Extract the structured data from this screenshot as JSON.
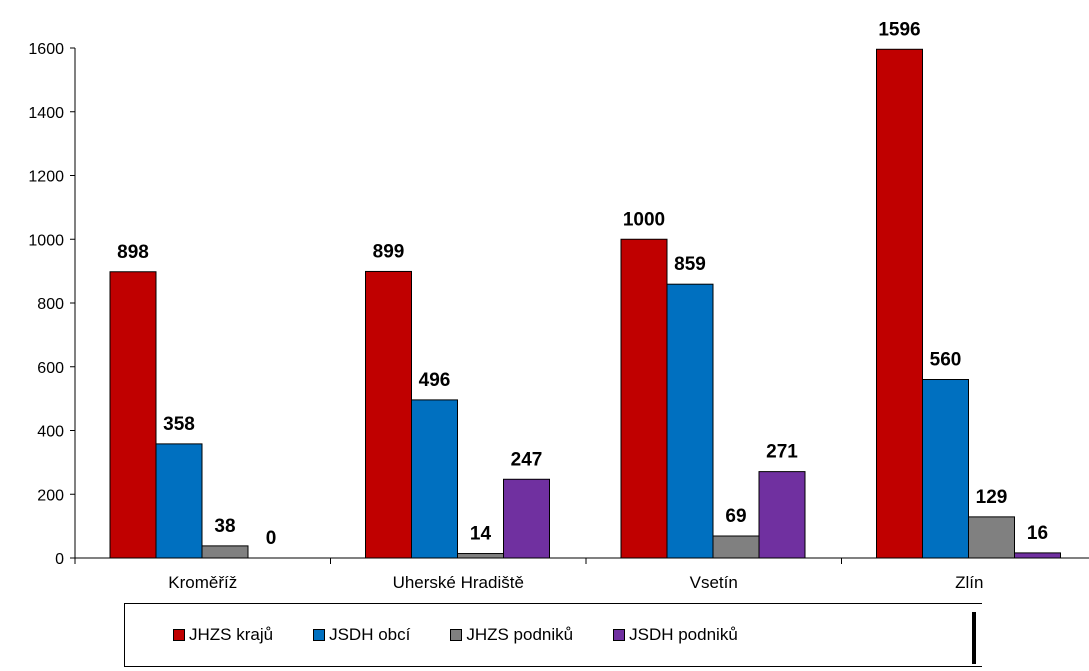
{
  "chart_data": {
    "type": "bar",
    "categories": [
      "Kroměříž",
      "Uherské Hradiště",
      "Vsetín",
      "Zlín"
    ],
    "series": [
      {
        "name": "JHZS krajů",
        "color": "#c00000",
        "values": [
          898,
          899,
          1000,
          1596
        ]
      },
      {
        "name": "JSDH obcí",
        "color": "#0070c0",
        "values": [
          358,
          496,
          859,
          560
        ]
      },
      {
        "name": "JHZS podniků",
        "color": "#808080",
        "values": [
          38,
          14,
          69,
          129
        ]
      },
      {
        "name": "JSDH podniků",
        "color": "#7030a0",
        "values": [
          0,
          247,
          271,
          16
        ]
      }
    ],
    "yticks": [
      "0",
      "200",
      "400",
      "600",
      "800",
      "1000",
      "1200",
      "1400",
      "1600"
    ],
    "ylim": [
      0,
      1600
    ],
    "legend_position": "bottom",
    "grid": false
  }
}
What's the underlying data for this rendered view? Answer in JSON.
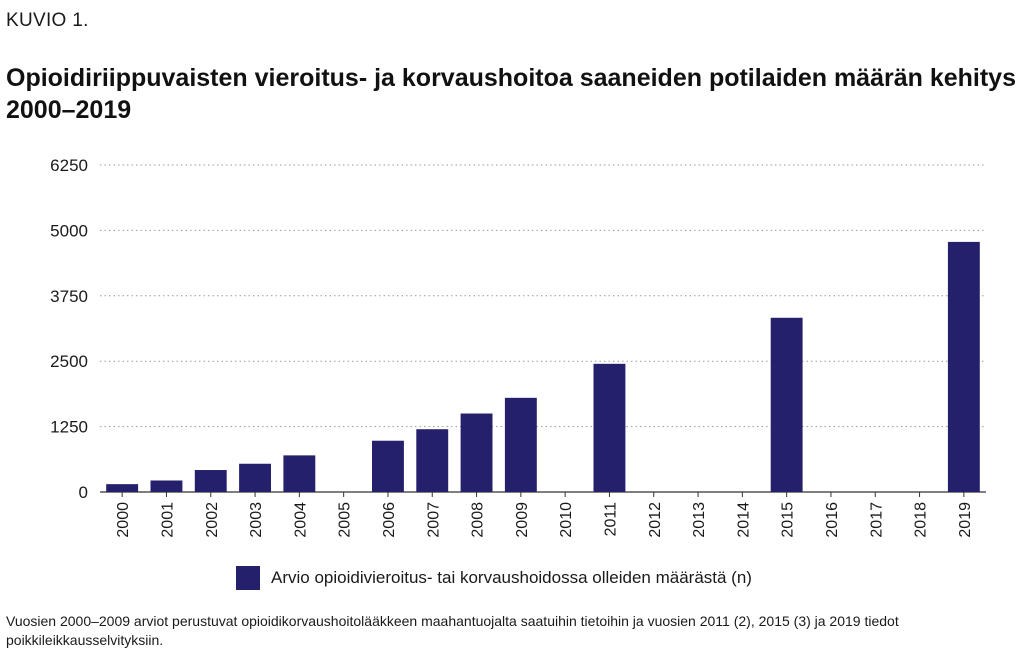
{
  "figure_label": "KUVIO 1.",
  "chart_data": {
    "type": "bar",
    "title": "Opioidiriippuvaisten vieroitus- ja korvaushoitoa saaneiden potilaiden määrän kehitys 2000–2019",
    "categories": [
      "2000",
      "2001",
      "2002",
      "2003",
      "2004",
      "2005",
      "2006",
      "2007",
      "2008",
      "2009",
      "2010",
      "2011",
      "2012",
      "2013",
      "2014",
      "2015",
      "2016",
      "2017",
      "2018",
      "2019"
    ],
    "series": [
      {
        "name": "Arvio opioidivieroitus- tai korvaushoidossa olleiden määrästä (n)",
        "values": [
          150,
          220,
          420,
          540,
          700,
          null,
          980,
          1200,
          1500,
          1800,
          null,
          2450,
          null,
          null,
          null,
          3330,
          null,
          null,
          null,
          4780
        ]
      }
    ],
    "ylim": [
      0,
      6250
    ],
    "yticks": [
      "0",
      "1250",
      "2500",
      "3750",
      "5000",
      "6250"
    ],
    "ytick_values": [
      0,
      1250,
      2500,
      3750,
      5000,
      6250
    ],
    "grid": "horizontal-dotted",
    "legend_position": "bottom",
    "bar_color": "#25206b"
  },
  "footnote": "Vuosien 2000–2009 arviot perustuvat opioidikorvaushoitolääkkeen maahantuojalta saatuihin tietoihin ja vuosien 2011 (2), 2015 (3) ja 2019 tiedot poikkileikkausselvityksiin."
}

☆ ☆ ☆ ☆ ☆ ☆ ☆

▶ [Aim]: Quote each entry above verbatim and drop the pictures.

▶ [Correct response]:
Extract the structured data from this screenshot as JSON.
{
  "chart_data": {
    "type": "bar",
    "categories": [
      "Kroměříž",
      "Uherské Hradiště",
      "Vsetín",
      "Zlín"
    ],
    "series": [
      {
        "name": "JHZS krajů",
        "color": "#c00000",
        "values": [
          898,
          899,
          1000,
          1596
        ]
      },
      {
        "name": "JSDH obcí",
        "color": "#0070c0",
        "values": [
          358,
          496,
          859,
          560
        ]
      },
      {
        "name": "JHZS podniků",
        "color": "#808080",
        "values": [
          38,
          14,
          69,
          129
        ]
      },
      {
        "name": "JSDH podniků",
        "color": "#7030a0",
        "values": [
          0,
          247,
          271,
          16
        ]
      }
    ],
    "yticks": [
      "0",
      "200",
      "400",
      "600",
      "800",
      "1000",
      "1200",
      "1400",
      "1600"
    ],
    "ylim": [
      0,
      1600
    ],
    "legend_position": "bottom",
    "grid": false
  }
}
What's the underlying data for this rendered view? Answer in JSON.
{
  "figure_label": "KUVIO 1.",
  "chart_data": {
    "type": "bar",
    "title": "Opioidiriippuvaisten vieroitus- ja korvaushoitoa saaneiden potilaiden määrän kehitys 2000–2019",
    "categories": [
      "2000",
      "2001",
      "2002",
      "2003",
      "2004",
      "2005",
      "2006",
      "2007",
      "2008",
      "2009",
      "2010",
      "2011",
      "2012",
      "2013",
      "2014",
      "2015",
      "2016",
      "2017",
      "2018",
      "2019"
    ],
    "series": [
      {
        "name": "Arvio opioidivieroitus- tai korvaushoidossa olleiden määrästä (n)",
        "values": [
          150,
          220,
          420,
          540,
          700,
          null,
          980,
          1200,
          1500,
          1800,
          null,
          2450,
          null,
          null,
          null,
          3330,
          null,
          null,
          null,
          4780
        ]
      }
    ],
    "ylim": [
      0,
      6250
    ],
    "yticks": [
      "0",
      "1250",
      "2500",
      "3750",
      "5000",
      "6250"
    ],
    "ytick_values": [
      0,
      1250,
      2500,
      3750,
      5000,
      6250
    ],
    "grid": "horizontal-dotted",
    "legend_position": "bottom",
    "bar_color": "#25206b"
  },
  "footnote": "Vuosien 2000–2009 arviot perustuvat opioidikorvaushoitolääkkeen maahantuojalta saatuihin tietoihin ja vuosien 2011 (2), 2015 (3) ja 2019 tiedot poikkileikkausselvityksiin."
}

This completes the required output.